> **WORK TO DO**: Retype every line of the records below without changing anything.

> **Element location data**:
__________________________________________________

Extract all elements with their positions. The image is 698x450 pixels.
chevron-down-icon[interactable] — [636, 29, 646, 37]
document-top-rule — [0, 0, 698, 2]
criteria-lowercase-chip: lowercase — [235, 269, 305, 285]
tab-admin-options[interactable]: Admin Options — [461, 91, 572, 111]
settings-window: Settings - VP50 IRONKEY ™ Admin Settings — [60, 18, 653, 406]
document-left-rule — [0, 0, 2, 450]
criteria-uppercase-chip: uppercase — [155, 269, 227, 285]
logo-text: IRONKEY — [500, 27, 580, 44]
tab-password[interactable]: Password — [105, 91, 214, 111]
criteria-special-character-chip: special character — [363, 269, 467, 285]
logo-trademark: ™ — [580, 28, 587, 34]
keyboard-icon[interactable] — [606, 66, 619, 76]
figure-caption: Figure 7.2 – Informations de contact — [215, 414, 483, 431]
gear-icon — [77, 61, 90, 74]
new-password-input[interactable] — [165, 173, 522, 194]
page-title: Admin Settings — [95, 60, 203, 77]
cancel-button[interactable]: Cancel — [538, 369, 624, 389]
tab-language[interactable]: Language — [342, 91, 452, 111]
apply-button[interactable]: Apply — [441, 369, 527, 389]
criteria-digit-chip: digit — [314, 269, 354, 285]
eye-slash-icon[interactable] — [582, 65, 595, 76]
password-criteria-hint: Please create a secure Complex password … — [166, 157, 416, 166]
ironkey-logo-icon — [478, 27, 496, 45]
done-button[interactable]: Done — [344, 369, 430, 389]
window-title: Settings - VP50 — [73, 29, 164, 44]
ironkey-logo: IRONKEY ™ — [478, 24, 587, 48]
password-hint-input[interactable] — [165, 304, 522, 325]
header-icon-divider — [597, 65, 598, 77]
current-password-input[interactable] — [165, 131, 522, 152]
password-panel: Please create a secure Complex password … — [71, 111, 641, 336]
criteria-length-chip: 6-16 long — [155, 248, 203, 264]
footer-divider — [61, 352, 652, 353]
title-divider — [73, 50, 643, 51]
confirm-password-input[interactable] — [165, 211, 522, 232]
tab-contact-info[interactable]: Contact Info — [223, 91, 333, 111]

__________________________________________________

> **OUTPUT FOR THIS TASK**:
Extract all elements with their positions. The image is 698x450 pixels.
chevron-down-icon[interactable] — [636, 29, 646, 37]
document-top-rule — [0, 0, 698, 2]
criteria-lowercase-chip: lowercase — [235, 269, 305, 285]
tab-admin-options[interactable]: Admin Options — [461, 91, 572, 111]
settings-window: Settings - VP50 IRONKEY ™ Admin Settings — [60, 18, 653, 406]
document-left-rule — [0, 0, 2, 450]
criteria-uppercase-chip: uppercase — [155, 269, 227, 285]
logo-text: IRONKEY — [500, 27, 580, 44]
tab-password[interactable]: Password — [105, 91, 214, 111]
criteria-special-character-chip: special character — [363, 269, 467, 285]
logo-trademark: ™ — [580, 28, 587, 34]
keyboard-icon[interactable] — [606, 66, 619, 76]
figure-caption: Figure 7.2 – Informations de contact — [215, 414, 483, 431]
gear-icon — [77, 61, 90, 74]
new-password-input[interactable] — [165, 173, 522, 194]
page-title: Admin Settings — [95, 60, 203, 77]
cancel-button[interactable]: Cancel — [538, 369, 624, 389]
tab-language[interactable]: Language — [342, 91, 452, 111]
apply-button[interactable]: Apply — [441, 369, 527, 389]
criteria-digit-chip: digit — [314, 269, 354, 285]
eye-slash-icon[interactable] — [582, 65, 595, 76]
password-criteria-hint: Please create a secure Complex password … — [166, 157, 416, 166]
ironkey-logo-icon — [478, 27, 496, 45]
done-button[interactable]: Done — [344, 369, 430, 389]
window-title: Settings - VP50 — [73, 29, 164, 44]
ironkey-logo: IRONKEY ™ — [478, 24, 587, 48]
password-hint-input[interactable] — [165, 304, 522, 325]
header-icon-divider — [597, 65, 598, 77]
current-password-input[interactable] — [165, 131, 522, 152]
password-panel: Please create a secure Complex password … — [71, 111, 641, 336]
criteria-length-chip: 6-16 long — [155, 248, 203, 264]
footer-divider — [61, 352, 652, 353]
title-divider — [73, 50, 643, 51]
confirm-password-input[interactable] — [165, 211, 522, 232]
tab-contact-info[interactable]: Contact Info — [223, 91, 333, 111]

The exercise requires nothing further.